● **Work to be completed**
Copy out all the lines in the records that include the word "Dollar".

● **Supplied records**
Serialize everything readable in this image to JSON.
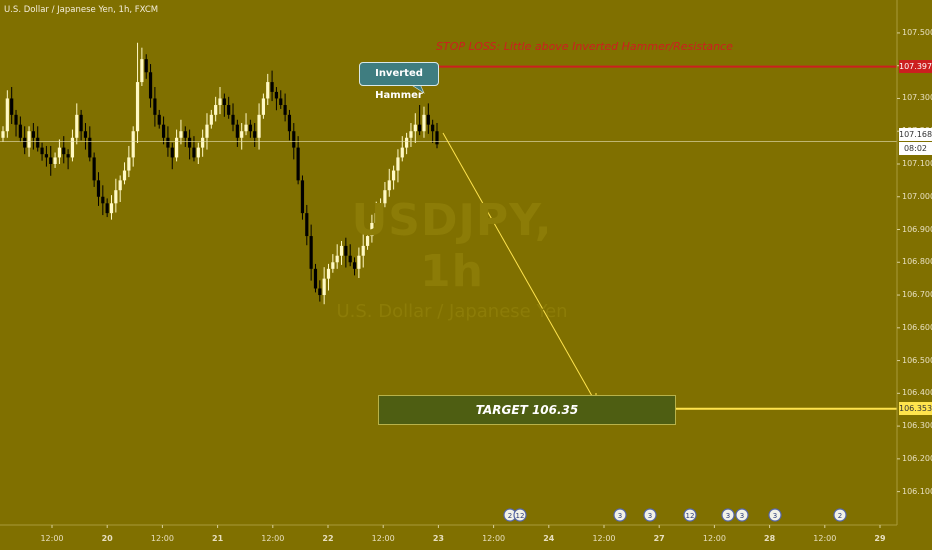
{
  "chart_data": {
    "type": "candlestick",
    "title": "U.S. Dollar / Japanese Yen, 1h, FXCM",
    "watermark": {
      "symbol": "USDJPY, 1h",
      "description": "U.S. Dollar / Japanese Yen"
    },
    "price_axis": {
      "range": [
        106.05,
        107.57
      ],
      "ticks": [
        "107.500",
        "107.400",
        "107.300",
        "107.200",
        "107.100",
        "107.000",
        "106.900",
        "106.800",
        "106.700",
        "106.600",
        "106.500",
        "106.400",
        "106.300",
        "106.200",
        "106.100"
      ],
      "labels": [
        "107.500",
        "107.300",
        "107.200",
        "107.100",
        "107.000",
        "106.900",
        "106.800",
        "106.700",
        "106.600",
        "106.500",
        "106.400",
        "106.300",
        "106.200",
        "106.100"
      ]
    },
    "time_axis": {
      "labels": [
        {
          "text": "12:00",
          "bold": false
        },
        {
          "text": "20",
          "bold": true
        },
        {
          "text": "12:00",
          "bold": false
        },
        {
          "text": "21",
          "bold": true
        },
        {
          "text": "12:00",
          "bold": false
        },
        {
          "text": "22",
          "bold": true
        },
        {
          "text": "12:00",
          "bold": false
        },
        {
          "text": "23",
          "bold": true
        },
        {
          "text": "12:00",
          "bold": false
        },
        {
          "text": "24",
          "bold": true
        },
        {
          "text": "12:00",
          "bold": false
        },
        {
          "text": "27",
          "bold": true
        },
        {
          "text": "12:00",
          "bold": false
        },
        {
          "text": "28",
          "bold": true
        },
        {
          "text": "12:00",
          "bold": false
        },
        {
          "text": "29",
          "bold": true
        }
      ]
    },
    "current_price": {
      "value": "107.168",
      "countdown": "08:02"
    },
    "stop_loss": {
      "value": "107.397",
      "label": "STOP LOSS: Little above Inverted Hammer/Resistance"
    },
    "target": {
      "value": "106.353",
      "label": "TARGET 106.35"
    },
    "annotation": {
      "label": "Inverted Hammer"
    },
    "candles_close": [
      107.2,
      107.3,
      107.25,
      107.22,
      107.18,
      107.15,
      107.2,
      107.18,
      107.15,
      107.13,
      107.12,
      107.1,
      107.12,
      107.15,
      107.13,
      107.12,
      107.18,
      107.25,
      107.2,
      107.18,
      107.12,
      107.05,
      107.0,
      106.98,
      106.95,
      106.98,
      107.02,
      107.05,
      107.08,
      107.12,
      107.2,
      107.35,
      107.42,
      107.38,
      107.3,
      107.25,
      107.22,
      107.18,
      107.15,
      107.12,
      107.18,
      107.2,
      107.18,
      107.15,
      107.12,
      107.15,
      107.18,
      107.22,
      107.25,
      107.28,
      107.3,
      107.28,
      107.25,
      107.22,
      107.18,
      107.2,
      107.22,
      107.2,
      107.18,
      107.25,
      107.3,
      107.35,
      107.32,
      107.3,
      107.28,
      107.25,
      107.2,
      107.15,
      107.05,
      106.95,
      106.88,
      106.78,
      106.72,
      106.7,
      106.75,
      106.78,
      106.8,
      106.82,
      106.85,
      106.82,
      106.8,
      106.78,
      106.82,
      106.85,
      106.88,
      106.92,
      106.95,
      106.98,
      107.02,
      107.05,
      107.08,
      107.12,
      107.15,
      107.18,
      107.2,
      107.22,
      107.2,
      107.25,
      107.22,
      107.2,
      107.16
    ],
    "events": [
      "2",
      "12",
      "3",
      "3",
      "12",
      "3",
      "3",
      "3",
      "2"
    ],
    "colors": {
      "background": "#807000",
      "up_candle": "#fff9c4",
      "down_candle": "#000000",
      "stop_loss": "#cc1f1f",
      "target_line": "#ffe44d",
      "callout": "#3f7d80",
      "projection": "#ffe44d"
    }
  }
}
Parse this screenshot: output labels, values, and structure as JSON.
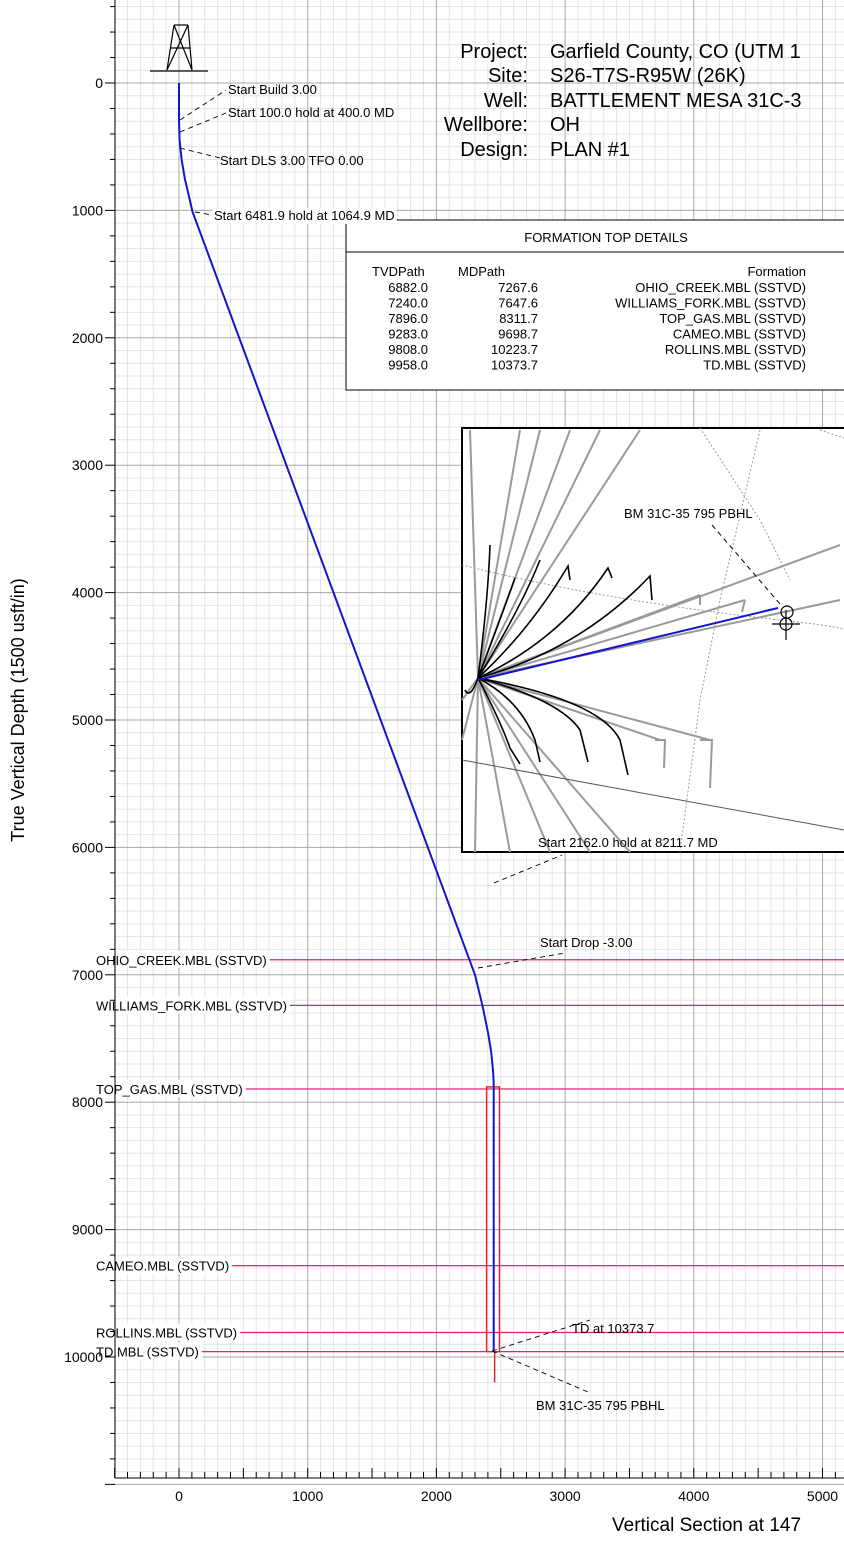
{
  "chart_data": {
    "type": "line",
    "xlabel": "Vertical Section at 147",
    "ylabel": "True Vertical Depth (1500 usft/in)",
    "xlim": [
      -500,
      5200
    ],
    "ylim": [
      11000,
      -550
    ],
    "y_inverted": true,
    "x_ticks": [
      0,
      1000,
      2000,
      3000,
      4000,
      5000
    ],
    "y_ticks": [
      0,
      1000,
      2000,
      3000,
      4000,
      5000,
      6000,
      7000,
      8000,
      9000,
      10000
    ],
    "grid": true,
    "info": {
      "project_label": "Project:",
      "project_value": "Garfield County, CO (UTM 1",
      "site_label": "Site:",
      "site_value": "S26-T7S-R95W (26K)",
      "well_label": "Well:",
      "well_value": "BATTLEMENT MESA 31C-3",
      "wellbore_label": "Wellbore:",
      "wellbore_value": "OH",
      "design_label": "Design:",
      "design_value": "PLAN  #1"
    },
    "formation_table": {
      "title": "FORMATION TOP DETAILS",
      "headers": [
        "TVDPath",
        "MDPath",
        "Formation"
      ],
      "rows": [
        [
          "6882.0",
          "7267.6",
          "OHIO_CREEK.MBL (SSTVD)"
        ],
        [
          "7240.0",
          "7647.6",
          "WILLIAMS_FORK.MBL (SSTVD)"
        ],
        [
          "7896.0",
          "8311.7",
          "TOP_GAS.MBL (SSTVD)"
        ],
        [
          "9283.0",
          "9698.7",
          "CAMEO.MBL (SSTVD)"
        ],
        [
          "9808.0",
          "10223.7",
          "ROLLINS.MBL (SSTVD)"
        ],
        [
          "9958.0",
          "10373.7",
          "TD.MBL (SSTVD)"
        ]
      ]
    },
    "formations": [
      {
        "name": "OHIO_CREEK.MBL (SSTVD)",
        "tvd": 6882
      },
      {
        "name": "WILLIAMS_FORK.MBL (SSTVD)",
        "tvd": 7240
      },
      {
        "name": "TOP_GAS.MBL (SSTVD)",
        "tvd": 7896
      },
      {
        "name": "CAMEO.MBL (SSTVD)",
        "tvd": 9283
      },
      {
        "name": "ROLLINS.MBL (SSTVD)",
        "tvd": 9808
      },
      {
        "name": "TD.MBL (SSTVD)",
        "tvd": 9958
      }
    ],
    "series": [
      {
        "x": [
          0,
          0,
          5,
          20,
          45,
          80,
          105,
          2300,
          2360,
          2400,
          2425,
          2440,
          2445,
          2445
        ],
        "y": [
          0,
          300,
          450,
          600,
          750,
          900,
          1010,
          7000,
          7250,
          7450,
          7600,
          7750,
          7850,
          9958
        ],
        "color": "#1515cc"
      }
    ],
    "target_box": {
      "x1": 2390,
      "x2": 2490,
      "y1": 7880,
      "y2": 9958,
      "color": "#dd2222"
    },
    "annotations": [
      "Start Build 3.00",
      "Start 100.0 hold at 400.0 MD",
      "Start DLS 3.00 TFO 0.00",
      "Start 6481.9 hold at 1064.9 MD",
      "Start Drop -3.00",
      "Start 2162.0 hold at 8211.7 MD",
      "TD at 10373.7",
      "BM 31C-35 795 PBHL"
    ],
    "inset": {
      "label": "BM 31C-35 795 PBHL"
    }
  }
}
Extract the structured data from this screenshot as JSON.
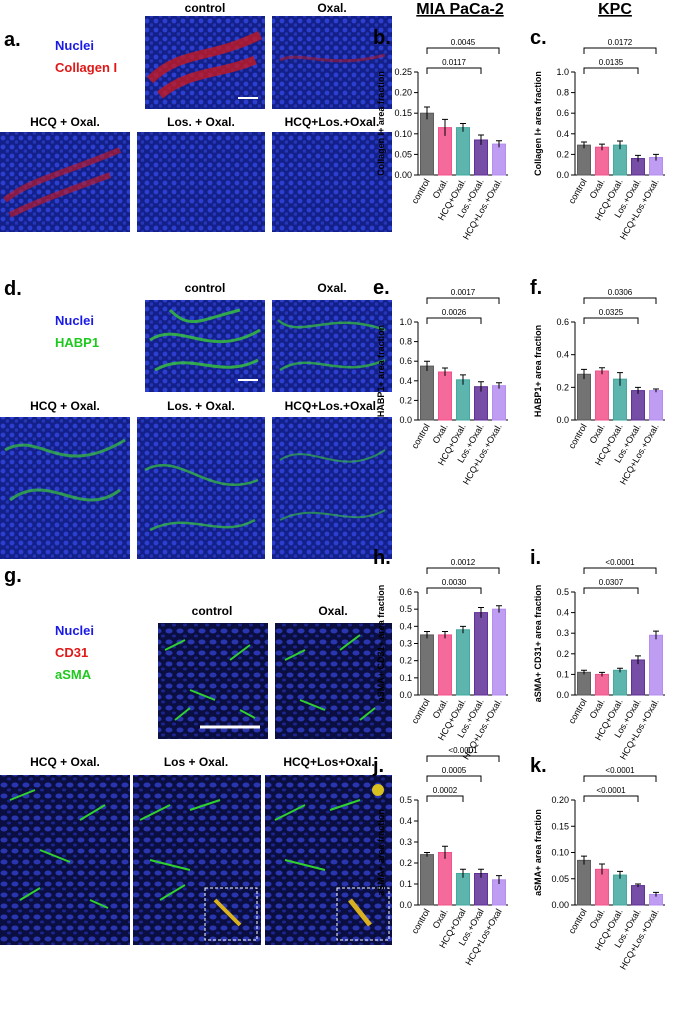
{
  "column_titles": [
    "MIA PaCa-2",
    "KPC"
  ],
  "panels": {
    "a": {
      "letter": "a.",
      "legend": [
        "Nuclei",
        "Collagen I"
      ],
      "images": [
        "control",
        "Oxal.",
        "HCQ + Oxal.",
        "Los. + Oxal.",
        "HCQ+Los.+Oxal."
      ]
    },
    "d": {
      "letter": "d.",
      "legend": [
        "Nuclei",
        "HABP1"
      ],
      "images": [
        "control",
        "Oxal.",
        "HCQ + Oxal.",
        "Los. + Oxal.",
        "HCQ+Los.+Oxal."
      ]
    },
    "g": {
      "letter": "g.",
      "legend": [
        "Nuclei",
        "CD31",
        "aSMA"
      ],
      "images": [
        "control",
        "Oxal.",
        "HCQ + Oxal.",
        "Los + Oxal.",
        "HCQ+Los+Oxal."
      ]
    }
  },
  "chart_data": [
    {
      "type": "bar",
      "letter": "b.",
      "ylabel": "Collagen I+ area fraction",
      "categories": [
        "control",
        "Oxal.",
        "HCQ+Oxal.",
        "Los.+Oxal.",
        "HCQ+Los.+Oxal."
      ],
      "values": [
        0.15,
        0.115,
        0.115,
        0.085,
        0.075
      ],
      "errors": [
        0.015,
        0.02,
        0.01,
        0.012,
        0.008
      ],
      "colors": [
        "#5a5a5a",
        "#f2508a",
        "#42a8a0",
        "#5e2f96",
        "#b48cf0"
      ],
      "ylim": [
        0,
        0.25
      ],
      "yticks": [
        {
          "value": 0,
          "label": "0.00"
        },
        {
          "value": 0.05,
          "label": "0.05"
        },
        {
          "value": 0.1,
          "label": "0.10"
        },
        {
          "value": 0.15,
          "label": "0.15"
        },
        {
          "value": 0.2,
          "label": "0.20"
        },
        {
          "value": 0.25,
          "label": "0.25"
        }
      ],
      "comparisons": [
        {
          "to": 3,
          "label": "0.0117"
        },
        {
          "to": 4,
          "label": "0.0045"
        }
      ]
    },
    {
      "type": "bar",
      "letter": "c.",
      "ylabel": "Collagen I+ area fraction",
      "categories": [
        "control",
        "Oxal.",
        "HCQ+Oxal.",
        "Los.+Oxal.",
        "HCQ+Los.+Oxal."
      ],
      "values": [
        0.29,
        0.27,
        0.29,
        0.16,
        0.17
      ],
      "errors": [
        0.03,
        0.03,
        0.04,
        0.03,
        0.03
      ],
      "colors": [
        "#5a5a5a",
        "#f2508a",
        "#42a8a0",
        "#5e2f96",
        "#b48cf0"
      ],
      "ylim": [
        0,
        1
      ],
      "yticks": [
        {
          "value": 0,
          "label": "0.0"
        },
        0.2,
        0.4,
        0.6,
        0.8,
        {
          "value": 1,
          "label": "1.0"
        }
      ],
      "comparisons": [
        {
          "to": 3,
          "label": "0.0135"
        },
        {
          "to": 4,
          "label": "0.0172"
        }
      ]
    },
    {
      "type": "bar",
      "letter": "e.",
      "ylabel": "HABP1+ area fraction",
      "categories": [
        "control",
        "Oxal.",
        "HCQ+Oxal.",
        "Los.+Oxal.",
        "HCQ+Los.+Oxal."
      ],
      "values": [
        0.55,
        0.49,
        0.41,
        0.34,
        0.35
      ],
      "errors": [
        0.05,
        0.04,
        0.05,
        0.05,
        0.03
      ],
      "colors": [
        "#5a5a5a",
        "#f2508a",
        "#42a8a0",
        "#5e2f96",
        "#b48cf0"
      ],
      "ylim": [
        0,
        1
      ],
      "yticks": [
        {
          "value": 0,
          "label": "0.0"
        },
        0.2,
        0.4,
        0.6,
        0.8,
        {
          "value": 1,
          "label": "1.0"
        }
      ],
      "comparisons": [
        {
          "to": 3,
          "label": "0.0026"
        },
        {
          "to": 4,
          "label": "0.0017"
        }
      ]
    },
    {
      "type": "bar",
      "letter": "f.",
      "ylabel": "HABP1+ area fraction",
      "categories": [
        "control",
        "Oxal.",
        "HCQ+Oxal.",
        "Los.+Oxal.",
        "HCQ+Los.+Oxal."
      ],
      "values": [
        0.28,
        0.3,
        0.25,
        0.18,
        0.18
      ],
      "errors": [
        0.03,
        0.02,
        0.04,
        0.02,
        0.01
      ],
      "colors": [
        "#5a5a5a",
        "#f2508a",
        "#42a8a0",
        "#5e2f96",
        "#b48cf0"
      ],
      "ylim": [
        0,
        0.6
      ],
      "yticks": [
        {
          "value": 0,
          "label": "0.0"
        },
        0.2,
        0.4,
        0.6
      ],
      "comparisons": [
        {
          "to": 3,
          "label": "0.0325"
        },
        {
          "to": 4,
          "label": "0.0306"
        }
      ]
    },
    {
      "type": "bar",
      "letter": "h.",
      "ylabel": "aSMA+ CD31+ area fraction",
      "categories": [
        "control",
        "Oxal.",
        "HCQ+Oxal.",
        "Los.+Oxal.",
        "HCQ+Los.+Oxal."
      ],
      "values": [
        0.35,
        0.35,
        0.38,
        0.48,
        0.5
      ],
      "errors": [
        0.02,
        0.02,
        0.02,
        0.03,
        0.02
      ],
      "colors": [
        "#5a5a5a",
        "#f2508a",
        "#42a8a0",
        "#5e2f96",
        "#b48cf0"
      ],
      "ylim": [
        0,
        0.6
      ],
      "yticks": [
        {
          "value": 0,
          "label": "0.0"
        },
        0.1,
        0.2,
        0.3,
        0.4,
        0.5,
        0.6
      ],
      "comparisons": [
        {
          "to": 3,
          "label": "0.0030"
        },
        {
          "to": 4,
          "label": "0.0012"
        }
      ]
    },
    {
      "type": "bar",
      "letter": "i.",
      "ylabel": "aSMA+ CD31+ area fraction",
      "categories": [
        "control",
        "Oxal.",
        "HCQ+Oxal.",
        "Los.+Oxal.",
        "HCQ+Los.+Oxal."
      ],
      "values": [
        0.11,
        0.1,
        0.12,
        0.17,
        0.29
      ],
      "errors": [
        0.01,
        0.01,
        0.01,
        0.02,
        0.02
      ],
      "colors": [
        "#5a5a5a",
        "#f2508a",
        "#42a8a0",
        "#5e2f96",
        "#b48cf0"
      ],
      "ylim": [
        0,
        0.5
      ],
      "yticks": [
        {
          "value": 0,
          "label": "0.0"
        },
        0.1,
        0.2,
        0.3,
        0.4,
        0.5
      ],
      "comparisons": [
        {
          "to": 3,
          "label": "0.0307"
        },
        {
          "to": 4,
          "label": "<0.0001"
        }
      ]
    },
    {
      "type": "bar",
      "letter": "j.",
      "ylabel": "aSMA+ area fraction",
      "categories": [
        "control",
        "Oxal.",
        "HCQ+Oxal",
        "Los.+Oxal",
        "HCQ+Los+Oxal"
      ],
      "values": [
        0.24,
        0.25,
        0.15,
        0.15,
        0.12
      ],
      "errors": [
        0.01,
        0.03,
        0.02,
        0.02,
        0.02
      ],
      "colors": [
        "#5a5a5a",
        "#f2508a",
        "#42a8a0",
        "#5e2f96",
        "#b48cf0"
      ],
      "ylim": [
        0,
        0.5
      ],
      "yticks": [
        {
          "value": 0,
          "label": "0.0"
        },
        0.1,
        0.2,
        0.3,
        0.4,
        0.5
      ],
      "comparisons": [
        {
          "to": 2,
          "label": "0.0002"
        },
        {
          "to": 3,
          "label": "0.0005"
        },
        {
          "to": 4,
          "label": "<0.0001"
        }
      ]
    },
    {
      "type": "bar",
      "letter": "k.",
      "ylabel": "aSMA+ area fraction",
      "categories": [
        "control",
        "Oxal.",
        "HCQ+Oxal.",
        "Los.+Oxal.",
        "HCQ+Los.+Oxal."
      ],
      "values": [
        0.085,
        0.068,
        0.057,
        0.037,
        0.02
      ],
      "errors": [
        0.008,
        0.01,
        0.007,
        0.003,
        0.004
      ],
      "colors": [
        "#5a5a5a",
        "#f2508a",
        "#42a8a0",
        "#5e2f96",
        "#b48cf0"
      ],
      "ylim": [
        0,
        0.2
      ],
      "yticks": [
        {
          "value": 0,
          "label": "0.00"
        },
        0.05,
        {
          "value": 0.1,
          "label": "0.10"
        },
        0.15,
        {
          "value": 0.2,
          "label": "0.20"
        }
      ],
      "comparisons": [
        {
          "to": 3,
          "label": "<0.0001"
        },
        {
          "to": 4,
          "label": "<0.0001"
        }
      ]
    }
  ]
}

● **Finished answer**
    "title": "U.S. Dollar / Japanese Yen, 1h, FXCM",
      "description": "U.S. Dollar / Japanese Yen"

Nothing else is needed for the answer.